Task requirements:
Transcribe the entries that follow exactly as they appear, minus pictures.
#### Task inputs
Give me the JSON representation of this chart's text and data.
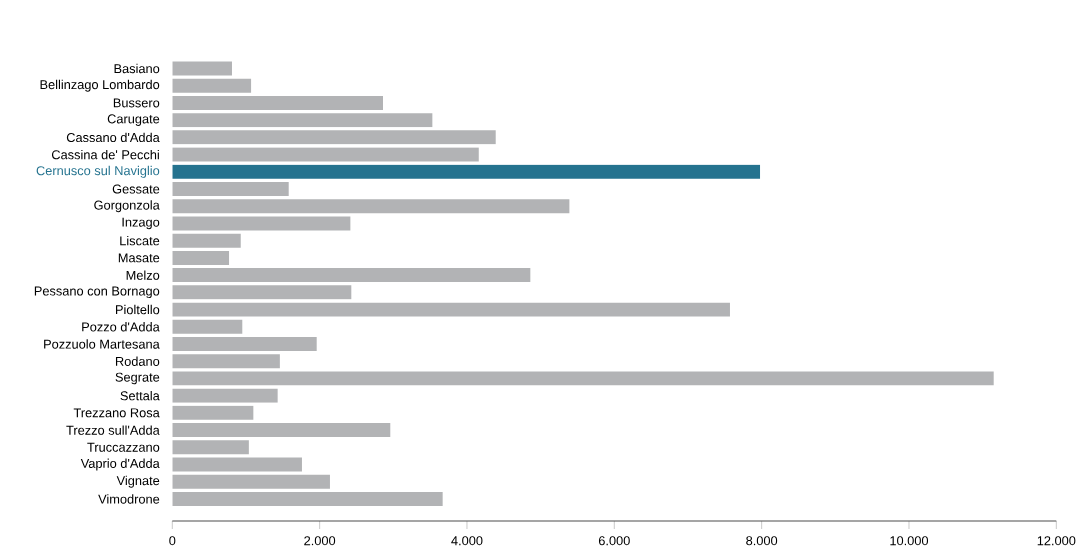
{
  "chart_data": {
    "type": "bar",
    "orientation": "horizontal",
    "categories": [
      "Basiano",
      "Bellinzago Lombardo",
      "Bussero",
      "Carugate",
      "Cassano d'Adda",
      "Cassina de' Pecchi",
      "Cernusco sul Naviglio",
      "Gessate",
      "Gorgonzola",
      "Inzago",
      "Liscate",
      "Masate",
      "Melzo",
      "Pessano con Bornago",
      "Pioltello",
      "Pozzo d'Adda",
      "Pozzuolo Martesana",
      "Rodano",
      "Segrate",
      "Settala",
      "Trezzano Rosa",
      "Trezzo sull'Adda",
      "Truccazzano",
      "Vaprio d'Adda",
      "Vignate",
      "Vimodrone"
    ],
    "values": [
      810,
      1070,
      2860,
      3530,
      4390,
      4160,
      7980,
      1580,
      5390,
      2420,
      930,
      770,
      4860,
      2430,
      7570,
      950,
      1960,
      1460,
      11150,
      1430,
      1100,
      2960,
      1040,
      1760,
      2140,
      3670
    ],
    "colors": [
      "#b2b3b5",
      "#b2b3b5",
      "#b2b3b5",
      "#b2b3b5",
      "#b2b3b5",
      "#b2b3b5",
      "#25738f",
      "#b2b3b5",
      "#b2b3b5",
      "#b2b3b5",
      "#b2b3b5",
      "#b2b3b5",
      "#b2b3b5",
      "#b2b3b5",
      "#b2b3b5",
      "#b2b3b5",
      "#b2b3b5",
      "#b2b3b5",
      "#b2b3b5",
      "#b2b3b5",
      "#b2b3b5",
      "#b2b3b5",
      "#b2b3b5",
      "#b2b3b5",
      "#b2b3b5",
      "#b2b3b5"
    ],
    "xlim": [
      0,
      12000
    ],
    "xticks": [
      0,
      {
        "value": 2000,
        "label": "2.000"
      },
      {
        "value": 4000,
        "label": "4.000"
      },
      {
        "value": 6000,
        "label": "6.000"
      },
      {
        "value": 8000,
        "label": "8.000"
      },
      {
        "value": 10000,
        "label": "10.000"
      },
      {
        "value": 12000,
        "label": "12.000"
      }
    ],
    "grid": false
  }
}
########
Exercise output:
Give me the JSON representation of this chart's text and data.
{
  "chart_data": {
    "type": "bar",
    "orientation": "horizontal",
    "categories": [
      "Basiano",
      "Bellinzago Lombardo",
      "Bussero",
      "Carugate",
      "Cassano d'Adda",
      "Cassina de' Pecchi",
      "Cernusco sul Naviglio",
      "Gessate",
      "Gorgonzola",
      "Inzago",
      "Liscate",
      "Masate",
      "Melzo",
      "Pessano con Bornago",
      "Pioltello",
      "Pozzo d'Adda",
      "Pozzuolo Martesana",
      "Rodano",
      "Segrate",
      "Settala",
      "Trezzano Rosa",
      "Trezzo sull'Adda",
      "Truccazzano",
      "Vaprio d'Adda",
      "Vignate",
      "Vimodrone"
    ],
    "values": [
      810,
      1070,
      2860,
      3530,
      4390,
      4160,
      7980,
      1580,
      5390,
      2420,
      930,
      770,
      4860,
      2430,
      7570,
      950,
      1960,
      1460,
      11150,
      1430,
      1100,
      2960,
      1040,
      1760,
      2140,
      3670
    ],
    "colors": [
      "#b2b3b5",
      "#b2b3b5",
      "#b2b3b5",
      "#b2b3b5",
      "#b2b3b5",
      "#b2b3b5",
      "#25738f",
      "#b2b3b5",
      "#b2b3b5",
      "#b2b3b5",
      "#b2b3b5",
      "#b2b3b5",
      "#b2b3b5",
      "#b2b3b5",
      "#b2b3b5",
      "#b2b3b5",
      "#b2b3b5",
      "#b2b3b5",
      "#b2b3b5",
      "#b2b3b5",
      "#b2b3b5",
      "#b2b3b5",
      "#b2b3b5",
      "#b2b3b5",
      "#b2b3b5",
      "#b2b3b5"
    ],
    "xlim": [
      0,
      12000
    ],
    "xticks": [
      0,
      {
        "value": 2000,
        "label": "2.000"
      },
      {
        "value": 4000,
        "label": "4.000"
      },
      {
        "value": 6000,
        "label": "6.000"
      },
      {
        "value": 8000,
        "label": "8.000"
      },
      {
        "value": 10000,
        "label": "10.000"
      },
      {
        "value": 12000,
        "label": "12.000"
      }
    ],
    "grid": false
  }
}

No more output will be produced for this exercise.